**RECORDS FOR THE TASK:**
===============
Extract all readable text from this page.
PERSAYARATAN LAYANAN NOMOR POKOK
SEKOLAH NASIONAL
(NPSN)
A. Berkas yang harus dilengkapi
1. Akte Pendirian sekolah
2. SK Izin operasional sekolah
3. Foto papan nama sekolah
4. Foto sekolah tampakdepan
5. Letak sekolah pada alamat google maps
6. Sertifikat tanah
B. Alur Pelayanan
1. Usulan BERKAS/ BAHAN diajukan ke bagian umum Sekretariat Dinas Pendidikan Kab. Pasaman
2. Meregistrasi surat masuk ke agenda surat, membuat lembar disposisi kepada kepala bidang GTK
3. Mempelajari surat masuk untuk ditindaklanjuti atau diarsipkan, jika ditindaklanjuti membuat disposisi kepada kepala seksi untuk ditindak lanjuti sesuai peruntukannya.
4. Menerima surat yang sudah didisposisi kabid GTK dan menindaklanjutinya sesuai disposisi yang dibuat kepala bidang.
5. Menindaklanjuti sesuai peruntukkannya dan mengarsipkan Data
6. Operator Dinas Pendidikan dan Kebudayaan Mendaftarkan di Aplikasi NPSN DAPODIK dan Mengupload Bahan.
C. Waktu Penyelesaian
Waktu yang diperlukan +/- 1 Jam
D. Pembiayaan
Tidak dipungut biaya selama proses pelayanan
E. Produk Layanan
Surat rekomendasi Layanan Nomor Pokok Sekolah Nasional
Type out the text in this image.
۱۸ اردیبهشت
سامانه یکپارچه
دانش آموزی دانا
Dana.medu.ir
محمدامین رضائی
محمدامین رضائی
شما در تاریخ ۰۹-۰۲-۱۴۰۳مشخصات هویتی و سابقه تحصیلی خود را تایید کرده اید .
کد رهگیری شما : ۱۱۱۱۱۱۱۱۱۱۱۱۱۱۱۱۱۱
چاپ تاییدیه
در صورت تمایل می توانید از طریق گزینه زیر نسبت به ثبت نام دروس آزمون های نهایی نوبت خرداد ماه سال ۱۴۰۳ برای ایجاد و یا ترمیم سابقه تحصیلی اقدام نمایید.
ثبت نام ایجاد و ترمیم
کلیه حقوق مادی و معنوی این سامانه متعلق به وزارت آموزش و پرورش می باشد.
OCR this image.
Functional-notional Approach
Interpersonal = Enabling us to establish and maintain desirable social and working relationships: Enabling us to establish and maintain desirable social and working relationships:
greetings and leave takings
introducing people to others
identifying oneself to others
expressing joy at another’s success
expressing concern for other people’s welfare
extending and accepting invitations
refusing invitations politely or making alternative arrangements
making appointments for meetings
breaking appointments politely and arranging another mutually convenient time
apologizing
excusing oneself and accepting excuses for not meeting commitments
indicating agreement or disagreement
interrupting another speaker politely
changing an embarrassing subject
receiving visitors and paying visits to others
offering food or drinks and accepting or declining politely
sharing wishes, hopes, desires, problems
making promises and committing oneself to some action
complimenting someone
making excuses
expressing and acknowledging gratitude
===============
**SET EXERCISE:** Give the listing again, word for word.

**SOLUTION TO THIS TASK:**
Extract all readable text from this page.
PERSAYARATAN LAYANAN NOMOR POKOK
SEKOLAH NASIONAL
(NPSN)
A. Berkas yang harus dilengkapi
1. Akte Pendirian sekolah
2. SK Izin operasional sekolah
3. Foto papan nama sekolah
4. Foto sekolah tampakdepan
5. Letak sekolah pada alamat google maps
6. Sertifikat tanah
B. Alur Pelayanan
1. Usulan BERKAS/ BAHAN diajukan ke bagian umum Sekretariat Dinas Pendidikan Kab. Pasaman
2. Meregistrasi surat masuk ke agenda surat, membuat lembar disposisi kepada kepala bidang GTK
3. Mempelajari surat masuk untuk ditindaklanjuti atau diarsipkan, jika ditindaklanjuti membuat disposisi kepada kepala seksi untuk ditindak lanjuti sesuai peruntukannya.
4. Menerima surat yang sudah didisposisi kabid GTK dan menindaklanjutinya sesuai disposisi yang dibuat kepala bidang.
5. Menindaklanjuti sesuai peruntukkannya dan mengarsipkan Data
6. Operator Dinas Pendidikan dan Kebudayaan Mendaftarkan di Aplikasi NPSN DAPODIK dan Mengupload Bahan.
C. Waktu Penyelesaian
Waktu yang diperlukan +/- 1 Jam
D. Pembiayaan
Tidak dipungut biaya selama proses pelayanan
E. Produk Layanan
Surat rekomendasi Layanan Nomor Pokok Sekolah Nasional
Type out the text in this image.
۱۸ اردیبهشت
سامانه یکپارچه
دانش آموزی دانا
Dana.medu.ir
محمدامین رضائی
محمدامین رضائی
شما در تاریخ ۰۹-۰۲-۱۴۰۳مشخصات هویتی و سابقه تحصیلی خود را تایید کرده اید .
کد رهگیری شما : ۱۱۱۱۱۱۱۱۱۱۱۱۱۱۱۱۱۱
چاپ تاییدیه
در صورت تمایل می توانید از طریق گزینه زیر نسبت به ثبت نام دروس آزمون های نهایی نوبت خرداد ماه سال ۱۴۰۳ برای ایجاد و یا ترمیم سابقه تحصیلی اقدام نمایید.
ثبت نام ایجاد و ترمیم
کلیه حقوق مادی و معنوی این سامانه متعلق به وزارت آموزش و پرورش می باشد.
OCR this image.
Functional-notional Approach
Interpersonal = Enabling us to establish and maintain desirable social and working relationships: Enabling us to establish and maintain desirable social and working relationships:
greetings and leave takings
introducing people to others
identifying oneself to others
expressing joy at another’s success
expressing concern for other people’s welfare
extending and accepting invitations
refusing invitations politely or making alternative arrangements
making appointments for meetings
breaking appointments politely and arranging another mutually convenient time
apologizing
excusing oneself and accepting excuses for not meeting commitments
indicating agreement or disagreement
interrupting another speaker politely
changing an embarrassing subject
receiving visitors and paying visits to others
offering food or drinks and accepting or declining politely
sharing wishes, hopes, desires, problems
making promises and committing oneself to some action
complimenting someone
making excuses
expressing and acknowledging gratitude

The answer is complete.